■ Problem to solve
Print the entries in full, word for word, but not the pictures.

** start Data for processing **

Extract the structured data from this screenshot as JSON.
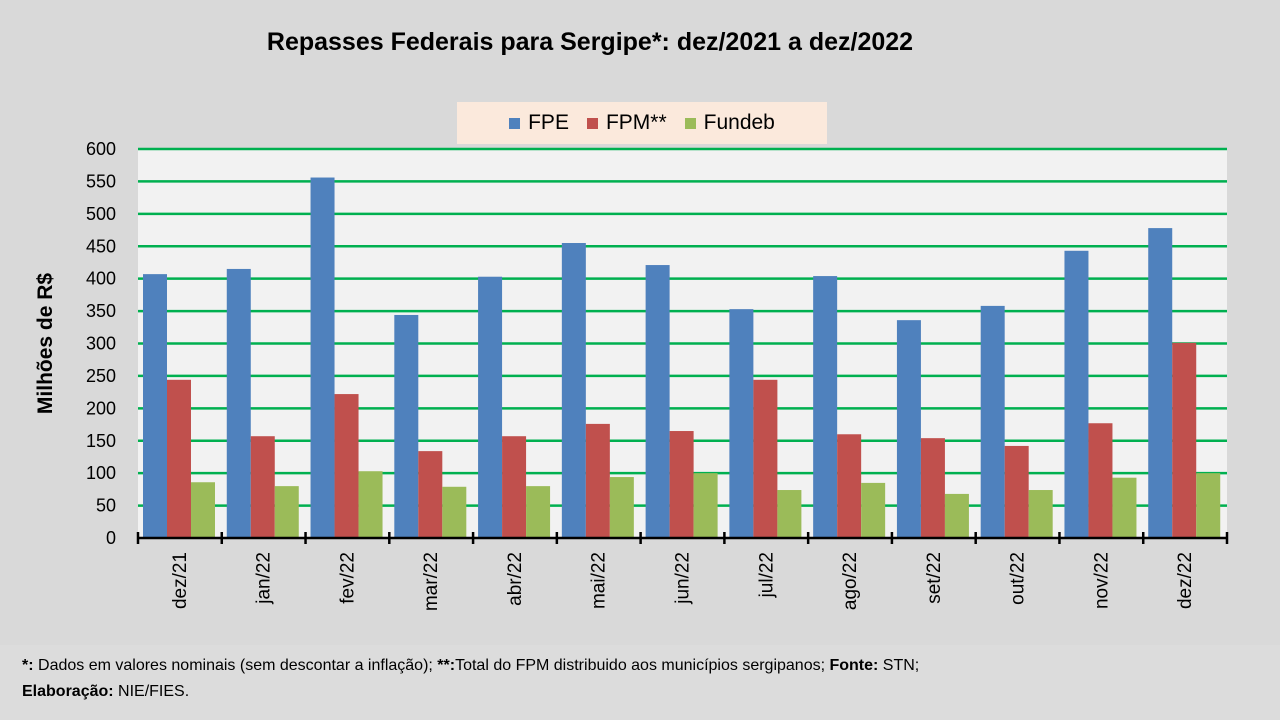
{
  "chart_data": {
    "type": "bar",
    "title": "Repasses Federais para Sergipe*: dez/2021 a dez/2022",
    "xlabel": "",
    "ylabel": "Milhões de R$",
    "ylim": [
      0,
      600
    ],
    "yticks": [
      0,
      50,
      100,
      150,
      200,
      250,
      300,
      350,
      400,
      450,
      500,
      550,
      600
    ],
    "grid": true,
    "legend_position": "top-center",
    "categories": [
      "dez/21",
      "jan/22",
      "fev/22",
      "mar/22",
      "abr/22",
      "mai/22",
      "jun/22",
      "jul/22",
      "ago/22",
      "set/22",
      "out/22",
      "nov/22",
      "dez/22"
    ],
    "series": [
      {
        "name": "FPE",
        "color": "#4f81bd",
        "values": [
          407,
          415,
          556,
          344,
          403,
          455,
          421,
          353,
          404,
          336,
          358,
          443,
          478
        ]
      },
      {
        "name": "FPM**",
        "color": "#c0504d",
        "values": [
          244,
          157,
          222,
          134,
          157,
          176,
          165,
          244,
          160,
          154,
          142,
          177,
          301
        ]
      },
      {
        "name": "Fundeb",
        "color": "#9bbb59",
        "values": [
          86,
          80,
          103,
          79,
          80,
          94,
          100,
          74,
          85,
          68,
          74,
          93,
          100
        ]
      }
    ]
  },
  "footer": {
    "line1_b1": "*:",
    "line1_t1": " Dados em valores nominais (sem descontar a inflação); ",
    "line1_b2": "**:",
    "line1_t2": "Total  do FPM distribuido aos municípios sergipanos; ",
    "line1_b3": "Fonte:",
    "line1_t3": " STN;",
    "line2_b1": "Elaboração:",
    "line2_t1": " NIE/FIES."
  },
  "colors": {
    "grid": "#00b050",
    "plot_bg": "#f2f2f2"
  }
}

** end Data for processing **

■ Exercise response
Extract the structured data from this screenshot as JSON.
{
  "chart_data": {
    "type": "bar",
    "title": "Repasses Federais para Sergipe*: dez/2021 a dez/2022",
    "xlabel": "",
    "ylabel": "Milhões de R$",
    "ylim": [
      0,
      600
    ],
    "yticks": [
      0,
      50,
      100,
      150,
      200,
      250,
      300,
      350,
      400,
      450,
      500,
      550,
      600
    ],
    "grid": true,
    "legend_position": "top-center",
    "categories": [
      "dez/21",
      "jan/22",
      "fev/22",
      "mar/22",
      "abr/22",
      "mai/22",
      "jun/22",
      "jul/22",
      "ago/22",
      "set/22",
      "out/22",
      "nov/22",
      "dez/22"
    ],
    "series": [
      {
        "name": "FPE",
        "color": "#4f81bd",
        "values": [
          407,
          415,
          556,
          344,
          403,
          455,
          421,
          353,
          404,
          336,
          358,
          443,
          478
        ]
      },
      {
        "name": "FPM**",
        "color": "#c0504d",
        "values": [
          244,
          157,
          222,
          134,
          157,
          176,
          165,
          244,
          160,
          154,
          142,
          177,
          301
        ]
      },
      {
        "name": "Fundeb",
        "color": "#9bbb59",
        "values": [
          86,
          80,
          103,
          79,
          80,
          94,
          100,
          74,
          85,
          68,
          74,
          93,
          100
        ]
      }
    ]
  },
  "footer": {
    "line1_b1": "*:",
    "line1_t1": " Dados em valores nominais (sem descontar a inflação); ",
    "line1_b2": "**:",
    "line1_t2": "Total  do FPM distribuido aos municípios sergipanos; ",
    "line1_b3": "Fonte:",
    "line1_t3": " STN;",
    "line2_b1": "Elaboração:",
    "line2_t1": " NIE/FIES."
  },
  "colors": {
    "grid": "#00b050",
    "plot_bg": "#f2f2f2"
  }
}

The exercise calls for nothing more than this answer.